=== Brief ===
Lines containing the string "label" are to be collected in full.
[begin Given data]
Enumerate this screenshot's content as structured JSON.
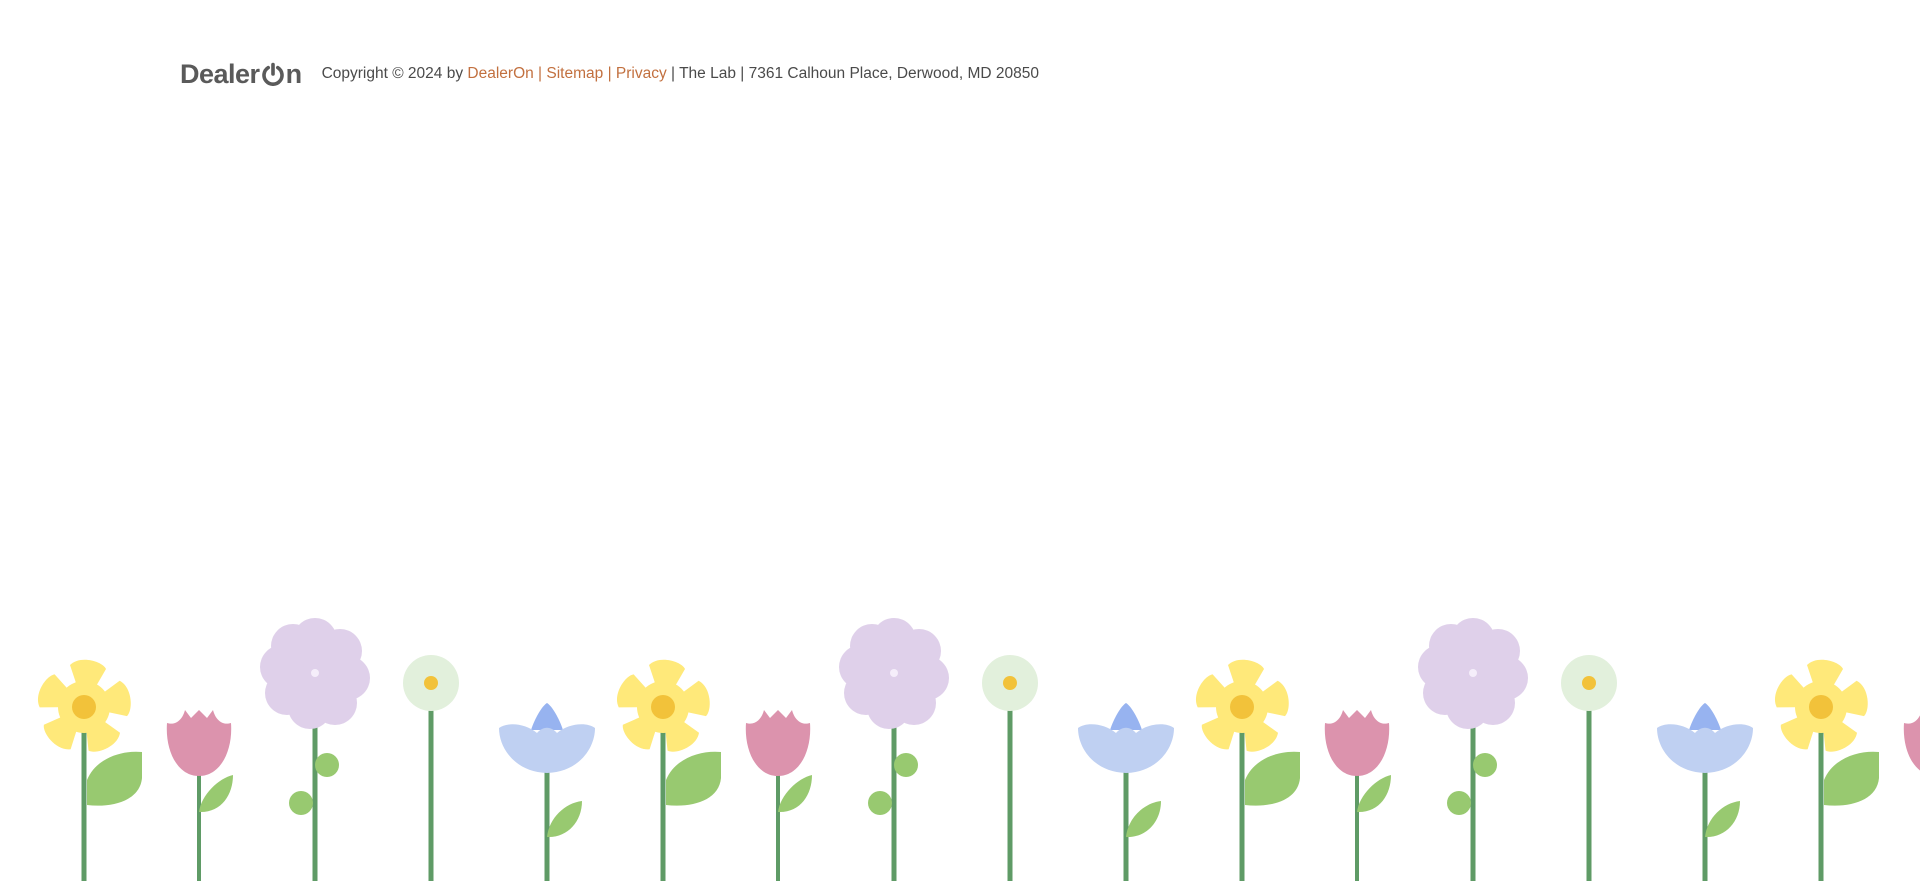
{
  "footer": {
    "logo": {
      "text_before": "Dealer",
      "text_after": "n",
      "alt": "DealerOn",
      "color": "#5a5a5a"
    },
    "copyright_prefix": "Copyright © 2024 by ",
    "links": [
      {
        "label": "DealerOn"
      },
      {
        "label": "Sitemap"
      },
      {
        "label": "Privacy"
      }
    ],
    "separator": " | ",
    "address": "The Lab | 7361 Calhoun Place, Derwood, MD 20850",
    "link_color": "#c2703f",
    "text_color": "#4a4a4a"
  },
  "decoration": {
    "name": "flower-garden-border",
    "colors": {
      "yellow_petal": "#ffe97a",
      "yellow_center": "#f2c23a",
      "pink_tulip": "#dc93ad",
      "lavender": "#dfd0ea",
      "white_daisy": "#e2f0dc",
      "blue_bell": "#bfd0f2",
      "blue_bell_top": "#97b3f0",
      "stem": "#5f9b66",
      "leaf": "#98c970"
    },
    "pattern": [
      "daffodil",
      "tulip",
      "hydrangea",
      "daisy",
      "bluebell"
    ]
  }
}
[end Given data]
=== Exercise result ===
        "label": "DealerOn"
        "label": "Sitemap"
        "label": "Privacy"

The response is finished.